[Stored records]

::::::

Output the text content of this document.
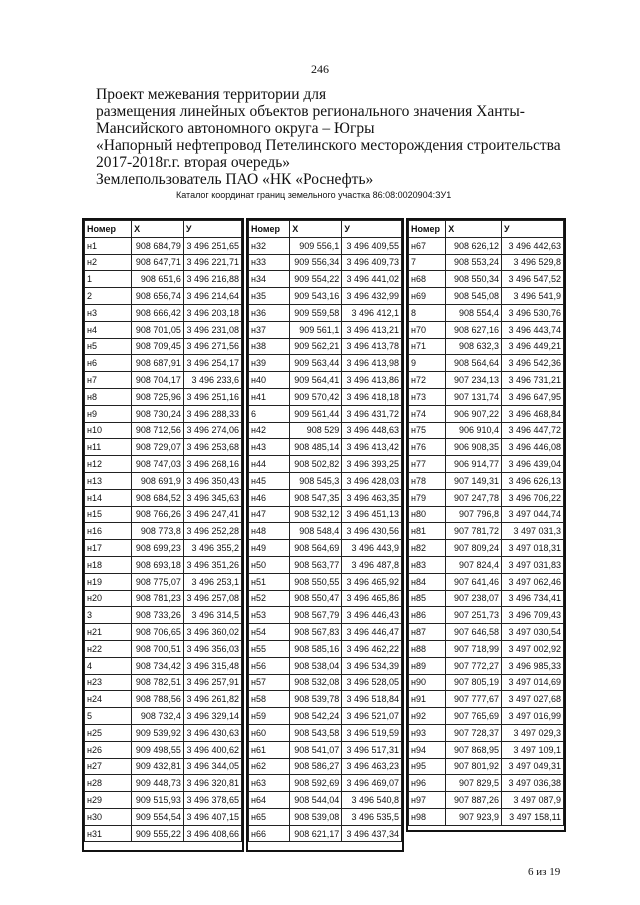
246
Проект межевания территории для
размещения линейных объектов регионального значения Ханты-
Мансийского автономного округа – Югры
«Напорный нефтепровод Петелинского месторождения строительства
2017-2018г.г. вторая очередь»
Землепользователь ПАО «НК «Роснефть»
Каталог координат границ земельного участка 86:08:0020904:ЗУ1
Номер	X	У
н1	908 684,79	3 496 251,65
н2	908 647,71	3 496 221,71
1	908 651,6	3 496 216,88
2	908 656,74	3 496 214,64
н3	908 666,42	3 496 203,18
н4	908 701,05	3 496 231,08
н5	908 709,45	3 496 271,56
н6	908 687,91	3 496 254,17
н7	908 704,17	3 496 233,6
н8	908 725,96	3 496 251,16
н9	908 730,24	3 496 288,33
н10	908 712,56	3 496 274,06
н11	908 729,07	3 496 253,68
н12	908 747,03	3 496 268,16
н13	908 691,9	3 496 350,43
н14	908 684,52	3 496 345,63
н15	908 766,26	3 496 247,41
н16	908 773,8	3 496 252,28
н17	908 699,23	3 496 355,2
н18	908 693,18	3 496 351,26
н19	908 775,07	3 496 253,1
н20	908 781,23	3 496 257,08
3	908 733,26	3 496 314,5
н21	908 706,65	3 496 360,02
н22	908 700,51	3 496 356,03
4	908 734,42	3 496 315,48
н23	908 782,51	3 496 257,91
н24	908 788,56	3 496 261,82
5	908 732,4	3 496 329,14
н25	909 539,92	3 496 430,63
н26	909 498,55	3 496 400,62
н27	909 432,81	3 496 344,05
н28	909 448,73	3 496 320,81
н29	909 515,93	3 496 378,65
н30	909 554,54	3 496 407,15
н31	909 555,22	3 496 408,66
Номер	X	У
н32	909 556,1	3 496 409,55
н33	909 556,34	3 496 409,73
н34	909 554,22	3 496 441,02
н35	909 543,16	3 496 432,99
н36	909 559,58	3 496 412,1
н37	909 561,1	3 496 413,21
н38	909 562,21	3 496 413,78
н39	909 563,44	3 496 413,98
н40	909 564,41	3 496 413,86
н41	909 570,42	3 496 418,18
6	909 561,44	3 496 431,72
н42	908 529	3 496 448,63
н43	908 485,14	3 496 413,42
н44	908 502,82	3 496 393,25
н45	908 545,3	3 496 428,03
н46	908 547,35	3 496 463,35
н47	908 532,12	3 496 451,13
н48	908 548,4	3 496 430,56
н49	908 564,69	3 496 443,9
н50	908 563,77	3 496 487,8
н51	908 550,55	3 496 465,92
н52	908 550,47	3 496 465,86
н53	908 567,79	3 496 446,43
н54	908 567,83	3 496 446,47
н55	908 585,16	3 496 462,22
н56	908 538,04	3 496 534,39
н57	908 532,08	3 496 528,05
н58	908 539,78	3 496 518,84
н59	908 542,24	3 496 521,07
н60	908 543,58	3 496 519,59
н61	908 541,07	3 496 517,31
н62	908 586,27	3 496 463,23
н63	908 592,69	3 496 469,07
н64	908 544,04	3 496 540,8
н65	908 539,08	3 496 535,5
н66	908 621,17	3 496 437,34
Номер	X	У
н67	908 626,12	3 496 442,63
7	908 553,24	3 496 529,8
н68	908 550,34	3 496 547,52
н69	908 545,08	3 496 541,9
8	908 554,4	3 496 530,76
н70	908 627,16	3 496 443,74
н71	908 632,3	3 496 449,21
9	908 564,64	3 496 542,36
н72	907 234,13	3 496 731,21
н73	907 131,74	3 496 647,95
н74	906 907,22	3 496 468,84
н75	906 910,4	3 496 447,72
н76	906 908,35	3 496 446,08
н77	906 914,77	3 496 439,04
н78	907 149,31	3 496 626,13
н79	907 247,78	3 496 706,22
н80	907 796,8	3 497 044,74
н81	907 781,72	3 497 031,3
н82	907 809,24	3 497 018,31
н83	907 824,4	3 497 031,83
н84	907 641,46	3 497 062,46
н85	907 238,07	3 496 734,41
н86	907 251,73	3 496 709,43
н87	907 646,58	3 497 030,54
н88	907 718,99	3 497 002,92
н89	907 772,27	3 496 985,33
н90	907 805,19	3 497 014,69
н91	907 777,67	3 497 027,68
н92	907 765,69	3 497 016,99
н93	907 728,37	3 497 029,3
н94	907 868,95	3 497 109,1
н95	907 801,92	3 497 049,31
н96	907 829,5	3 497 036,38
н97	907 887,26	3 497 087,9
н98	907 923,9	3 497 158,11
6 из 19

::::::

Written exercise: Print the complete listing exactly as it stands, without its pictures.

Finished answer:
Output the text content of this document.
246
Проект межевания территории для
размещения линейных объектов регионального значения Ханты-
Мансийского автономного округа – Югры
«Напорный нефтепровод Петелинского месторождения строительства
2017-2018г.г. вторая очередь»
Землепользователь ПАО «НК «Роснефть»
Каталог координат границ земельного участка 86:08:0020904:ЗУ1
Номер	X	У
н1	908 684,79	3 496 251,65
н2	908 647,71	3 496 221,71
1	908 651,6	3 496 216,88
2	908 656,74	3 496 214,64
н3	908 666,42	3 496 203,18
н4	908 701,05	3 496 231,08
н5	908 709,45	3 496 271,56
н6	908 687,91	3 496 254,17
н7	908 704,17	3 496 233,6
н8	908 725,96	3 496 251,16
н9	908 730,24	3 496 288,33
н10	908 712,56	3 496 274,06
н11	908 729,07	3 496 253,68
н12	908 747,03	3 496 268,16
н13	908 691,9	3 496 350,43
н14	908 684,52	3 496 345,63
н15	908 766,26	3 496 247,41
н16	908 773,8	3 496 252,28
н17	908 699,23	3 496 355,2
н18	908 693,18	3 496 351,26
н19	908 775,07	3 496 253,1
н20	908 781,23	3 496 257,08
3	908 733,26	3 496 314,5
н21	908 706,65	3 496 360,02
н22	908 700,51	3 496 356,03
4	908 734,42	3 496 315,48
н23	908 782,51	3 496 257,91
н24	908 788,56	3 496 261,82
5	908 732,4	3 496 329,14
н25	909 539,92	3 496 430,63
н26	909 498,55	3 496 400,62
н27	909 432,81	3 496 344,05
н28	909 448,73	3 496 320,81
н29	909 515,93	3 496 378,65
н30	909 554,54	3 496 407,15
н31	909 555,22	3 496 408,66
Номер	X	У
н32	909 556,1	3 496 409,55
н33	909 556,34	3 496 409,73
н34	909 554,22	3 496 441,02
н35	909 543,16	3 496 432,99
н36	909 559,58	3 496 412,1
н37	909 561,1	3 496 413,21
н38	909 562,21	3 496 413,78
н39	909 563,44	3 496 413,98
н40	909 564,41	3 496 413,86
н41	909 570,42	3 496 418,18
6	909 561,44	3 496 431,72
н42	908 529	3 496 448,63
н43	908 485,14	3 496 413,42
н44	908 502,82	3 496 393,25
н45	908 545,3	3 496 428,03
н46	908 547,35	3 496 463,35
н47	908 532,12	3 496 451,13
н48	908 548,4	3 496 430,56
н49	908 564,69	3 496 443,9
н50	908 563,77	3 496 487,8
н51	908 550,55	3 496 465,92
н52	908 550,47	3 496 465,86
н53	908 567,79	3 496 446,43
н54	908 567,83	3 496 446,47
н55	908 585,16	3 496 462,22
н56	908 538,04	3 496 534,39
н57	908 532,08	3 496 528,05
н58	908 539,78	3 496 518,84
н59	908 542,24	3 496 521,07
н60	908 543,58	3 496 519,59
н61	908 541,07	3 496 517,31
н62	908 586,27	3 496 463,23
н63	908 592,69	3 496 469,07
н64	908 544,04	3 496 540,8
н65	908 539,08	3 496 535,5
н66	908 621,17	3 496 437,34
Номер	X	У
н67	908 626,12	3 496 442,63
7	908 553,24	3 496 529,8
н68	908 550,34	3 496 547,52
н69	908 545,08	3 496 541,9
8	908 554,4	3 496 530,76
н70	908 627,16	3 496 443,74
н71	908 632,3	3 496 449,21
9	908 564,64	3 496 542,36
н72	907 234,13	3 496 731,21
н73	907 131,74	3 496 647,95
н74	906 907,22	3 496 468,84
н75	906 910,4	3 496 447,72
н76	906 908,35	3 496 446,08
н77	906 914,77	3 496 439,04
н78	907 149,31	3 496 626,13
н79	907 247,78	3 496 706,22
н80	907 796,8	3 497 044,74
н81	907 781,72	3 497 031,3
н82	907 809,24	3 497 018,31
н83	907 824,4	3 497 031,83
н84	907 641,46	3 497 062,46
н85	907 238,07	3 496 734,41
н86	907 251,73	3 496 709,43
н87	907 646,58	3 497 030,54
н88	907 718,99	3 497 002,92
н89	907 772,27	3 496 985,33
н90	907 805,19	3 497 014,69
н91	907 777,67	3 497 027,68
н92	907 765,69	3 497 016,99
н93	907 728,37	3 497 029,3
н94	907 868,95	3 497 109,1
н95	907 801,92	3 497 049,31
н96	907 829,5	3 497 036,38
н97	907 887,26	3 497 087,9
н98	907 923,9	3 497 158,11
6 из 19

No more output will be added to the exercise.